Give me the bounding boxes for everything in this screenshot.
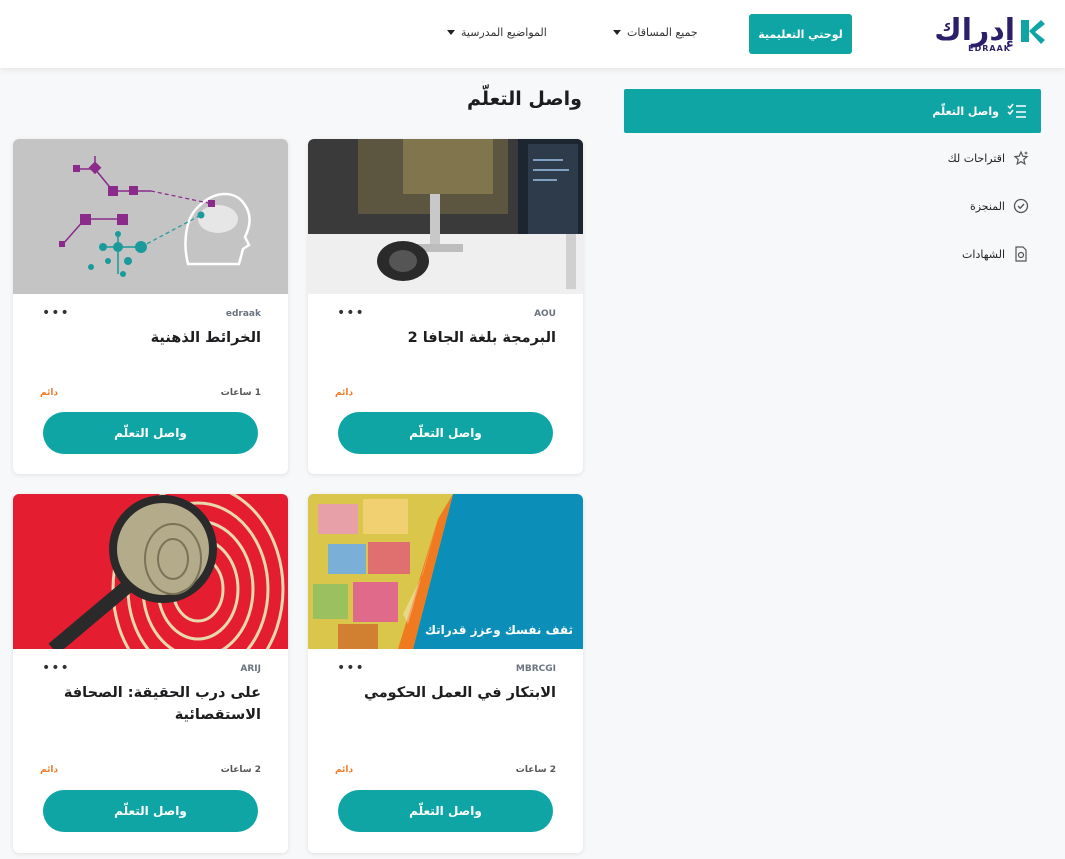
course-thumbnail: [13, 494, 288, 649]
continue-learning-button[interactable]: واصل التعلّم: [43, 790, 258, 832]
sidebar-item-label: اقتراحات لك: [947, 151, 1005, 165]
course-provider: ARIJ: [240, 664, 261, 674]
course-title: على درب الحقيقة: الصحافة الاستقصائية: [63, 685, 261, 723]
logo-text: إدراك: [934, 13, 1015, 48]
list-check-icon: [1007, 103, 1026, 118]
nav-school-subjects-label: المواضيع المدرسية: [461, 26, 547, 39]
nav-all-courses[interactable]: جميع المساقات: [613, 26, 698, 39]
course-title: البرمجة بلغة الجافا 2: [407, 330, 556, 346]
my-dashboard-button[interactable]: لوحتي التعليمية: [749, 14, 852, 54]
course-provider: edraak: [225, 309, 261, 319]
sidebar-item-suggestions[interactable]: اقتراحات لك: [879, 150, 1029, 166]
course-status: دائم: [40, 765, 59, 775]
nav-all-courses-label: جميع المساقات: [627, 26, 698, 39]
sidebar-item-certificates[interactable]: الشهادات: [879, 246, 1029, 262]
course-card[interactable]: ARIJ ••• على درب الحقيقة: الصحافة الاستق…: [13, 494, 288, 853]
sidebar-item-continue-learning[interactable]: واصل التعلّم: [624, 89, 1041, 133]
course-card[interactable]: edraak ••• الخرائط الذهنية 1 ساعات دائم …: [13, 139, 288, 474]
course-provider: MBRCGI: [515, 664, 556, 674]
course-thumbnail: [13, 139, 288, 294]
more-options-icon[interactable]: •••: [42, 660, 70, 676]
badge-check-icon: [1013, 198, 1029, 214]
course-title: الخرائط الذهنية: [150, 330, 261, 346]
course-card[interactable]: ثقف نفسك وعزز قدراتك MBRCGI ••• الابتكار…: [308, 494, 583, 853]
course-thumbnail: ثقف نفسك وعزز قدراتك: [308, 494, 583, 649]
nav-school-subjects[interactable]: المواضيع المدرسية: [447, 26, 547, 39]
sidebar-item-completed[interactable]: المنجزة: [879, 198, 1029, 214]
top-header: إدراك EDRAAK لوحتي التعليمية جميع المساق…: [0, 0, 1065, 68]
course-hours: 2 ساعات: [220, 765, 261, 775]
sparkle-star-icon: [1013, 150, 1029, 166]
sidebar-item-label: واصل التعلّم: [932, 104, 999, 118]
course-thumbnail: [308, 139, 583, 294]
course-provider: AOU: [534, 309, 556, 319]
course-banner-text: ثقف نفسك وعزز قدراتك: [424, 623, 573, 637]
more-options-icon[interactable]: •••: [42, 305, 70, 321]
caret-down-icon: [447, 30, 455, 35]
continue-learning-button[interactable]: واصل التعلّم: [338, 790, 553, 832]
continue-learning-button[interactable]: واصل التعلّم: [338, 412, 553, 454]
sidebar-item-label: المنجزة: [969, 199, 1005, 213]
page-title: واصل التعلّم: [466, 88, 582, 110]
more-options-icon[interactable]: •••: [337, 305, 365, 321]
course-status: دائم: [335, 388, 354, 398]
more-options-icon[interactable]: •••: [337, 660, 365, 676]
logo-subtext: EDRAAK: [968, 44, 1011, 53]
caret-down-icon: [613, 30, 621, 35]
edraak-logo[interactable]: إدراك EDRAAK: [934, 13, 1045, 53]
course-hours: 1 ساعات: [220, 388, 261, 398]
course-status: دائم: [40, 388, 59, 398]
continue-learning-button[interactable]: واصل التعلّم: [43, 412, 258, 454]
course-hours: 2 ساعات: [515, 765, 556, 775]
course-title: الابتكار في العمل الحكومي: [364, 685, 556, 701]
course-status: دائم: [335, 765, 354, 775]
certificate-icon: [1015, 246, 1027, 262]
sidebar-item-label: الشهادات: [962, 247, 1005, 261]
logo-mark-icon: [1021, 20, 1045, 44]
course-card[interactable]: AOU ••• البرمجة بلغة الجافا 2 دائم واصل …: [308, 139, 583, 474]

+ + + +

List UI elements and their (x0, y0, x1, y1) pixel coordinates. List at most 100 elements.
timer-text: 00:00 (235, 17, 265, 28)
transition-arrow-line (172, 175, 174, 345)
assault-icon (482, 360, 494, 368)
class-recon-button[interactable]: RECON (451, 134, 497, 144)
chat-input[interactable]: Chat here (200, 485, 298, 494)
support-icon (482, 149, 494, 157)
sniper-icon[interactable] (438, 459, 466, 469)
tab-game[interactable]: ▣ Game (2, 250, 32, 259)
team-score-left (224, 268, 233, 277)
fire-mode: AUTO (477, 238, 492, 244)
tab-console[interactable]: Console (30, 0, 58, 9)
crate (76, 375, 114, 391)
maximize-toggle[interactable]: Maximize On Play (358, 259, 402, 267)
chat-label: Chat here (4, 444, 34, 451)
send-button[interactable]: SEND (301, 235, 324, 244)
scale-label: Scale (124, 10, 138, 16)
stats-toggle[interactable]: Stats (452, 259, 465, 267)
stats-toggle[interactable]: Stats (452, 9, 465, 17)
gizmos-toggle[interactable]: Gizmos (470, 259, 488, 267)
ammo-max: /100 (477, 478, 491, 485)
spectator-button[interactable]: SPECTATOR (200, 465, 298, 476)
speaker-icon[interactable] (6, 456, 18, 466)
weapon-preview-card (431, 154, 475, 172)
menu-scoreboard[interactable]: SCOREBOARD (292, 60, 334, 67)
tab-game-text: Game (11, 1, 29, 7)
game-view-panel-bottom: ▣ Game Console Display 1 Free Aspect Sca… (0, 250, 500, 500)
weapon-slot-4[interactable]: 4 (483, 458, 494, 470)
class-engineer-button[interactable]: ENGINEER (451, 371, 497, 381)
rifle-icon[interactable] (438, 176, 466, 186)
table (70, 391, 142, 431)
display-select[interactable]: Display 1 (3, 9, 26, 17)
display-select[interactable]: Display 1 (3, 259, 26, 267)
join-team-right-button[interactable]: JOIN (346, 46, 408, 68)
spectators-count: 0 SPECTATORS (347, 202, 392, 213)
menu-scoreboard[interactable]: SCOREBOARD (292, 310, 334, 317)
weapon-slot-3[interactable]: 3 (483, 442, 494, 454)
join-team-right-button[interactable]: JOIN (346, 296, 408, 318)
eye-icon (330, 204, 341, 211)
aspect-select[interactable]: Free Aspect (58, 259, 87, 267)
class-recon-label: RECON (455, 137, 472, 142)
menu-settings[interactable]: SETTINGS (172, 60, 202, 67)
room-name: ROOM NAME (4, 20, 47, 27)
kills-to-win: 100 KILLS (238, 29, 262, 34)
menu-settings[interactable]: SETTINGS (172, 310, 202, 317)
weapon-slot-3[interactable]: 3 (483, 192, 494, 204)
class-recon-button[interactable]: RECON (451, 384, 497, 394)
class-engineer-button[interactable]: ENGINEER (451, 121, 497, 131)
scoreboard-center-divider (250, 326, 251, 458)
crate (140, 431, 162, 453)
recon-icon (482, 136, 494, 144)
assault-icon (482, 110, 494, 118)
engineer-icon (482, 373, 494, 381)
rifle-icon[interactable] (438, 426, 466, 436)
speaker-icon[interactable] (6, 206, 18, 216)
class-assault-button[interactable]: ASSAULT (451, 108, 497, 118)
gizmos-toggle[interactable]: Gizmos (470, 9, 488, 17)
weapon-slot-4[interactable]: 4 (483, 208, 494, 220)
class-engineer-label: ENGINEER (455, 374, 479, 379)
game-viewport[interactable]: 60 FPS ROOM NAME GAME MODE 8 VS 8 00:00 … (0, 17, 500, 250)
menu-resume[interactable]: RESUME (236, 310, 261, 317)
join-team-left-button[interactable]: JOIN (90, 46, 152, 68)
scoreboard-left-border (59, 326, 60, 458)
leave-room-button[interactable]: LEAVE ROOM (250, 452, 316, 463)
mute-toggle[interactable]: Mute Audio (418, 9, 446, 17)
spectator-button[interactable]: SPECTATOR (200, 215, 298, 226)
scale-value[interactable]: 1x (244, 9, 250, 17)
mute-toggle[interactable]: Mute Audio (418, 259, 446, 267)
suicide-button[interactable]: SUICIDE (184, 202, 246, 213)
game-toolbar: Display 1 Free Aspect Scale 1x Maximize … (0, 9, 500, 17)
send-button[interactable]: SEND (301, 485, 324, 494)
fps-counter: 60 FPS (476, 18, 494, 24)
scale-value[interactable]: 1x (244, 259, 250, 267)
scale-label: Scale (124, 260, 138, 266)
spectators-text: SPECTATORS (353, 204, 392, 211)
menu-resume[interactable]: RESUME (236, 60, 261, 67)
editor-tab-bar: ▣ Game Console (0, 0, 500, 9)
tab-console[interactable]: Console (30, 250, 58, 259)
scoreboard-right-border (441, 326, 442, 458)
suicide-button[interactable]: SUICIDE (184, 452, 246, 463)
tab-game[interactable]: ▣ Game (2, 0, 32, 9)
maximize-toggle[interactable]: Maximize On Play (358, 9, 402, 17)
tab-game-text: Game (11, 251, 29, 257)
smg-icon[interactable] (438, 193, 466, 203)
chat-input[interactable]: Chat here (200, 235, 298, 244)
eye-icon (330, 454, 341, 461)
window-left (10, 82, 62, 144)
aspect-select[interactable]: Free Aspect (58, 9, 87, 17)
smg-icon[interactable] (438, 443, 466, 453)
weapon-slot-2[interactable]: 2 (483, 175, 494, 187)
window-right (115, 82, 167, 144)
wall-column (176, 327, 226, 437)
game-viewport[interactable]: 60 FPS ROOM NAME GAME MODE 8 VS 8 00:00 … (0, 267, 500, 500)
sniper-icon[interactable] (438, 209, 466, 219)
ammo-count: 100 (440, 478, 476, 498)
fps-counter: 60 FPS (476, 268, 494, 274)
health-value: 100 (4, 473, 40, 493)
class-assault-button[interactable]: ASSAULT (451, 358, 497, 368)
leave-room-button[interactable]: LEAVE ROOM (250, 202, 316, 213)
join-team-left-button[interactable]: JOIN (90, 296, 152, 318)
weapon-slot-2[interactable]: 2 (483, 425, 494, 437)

+ + + +

* TASK PROMPT: Please copy out the items from the line with "List UI elements" up to and including the line with "send-button[interactable]: SEND (301, 235, 324, 244)", keeping each one unchanged.

* OUTPUT:
List UI elements and their (x0, y0, x1, y1) pixel coordinates. List at most 100 elements.
timer-text: 00:00 (235, 17, 265, 28)
transition-arrow-line (172, 175, 174, 345)
assault-icon (482, 360, 494, 368)
class-recon-button[interactable]: RECON (451, 134, 497, 144)
chat-input[interactable]: Chat here (200, 485, 298, 494)
support-icon (482, 149, 494, 157)
sniper-icon[interactable] (438, 459, 466, 469)
tab-game[interactable]: ▣ Game (2, 250, 32, 259)
team-score-left (224, 268, 233, 277)
fire-mode: AUTO (477, 238, 492, 244)
tab-console[interactable]: Console (30, 0, 58, 9)
crate (76, 375, 114, 391)
maximize-toggle[interactable]: Maximize On Play (358, 259, 402, 267)
chat-label: Chat here (4, 444, 34, 451)
send-button[interactable]: SEND (301, 235, 324, 244)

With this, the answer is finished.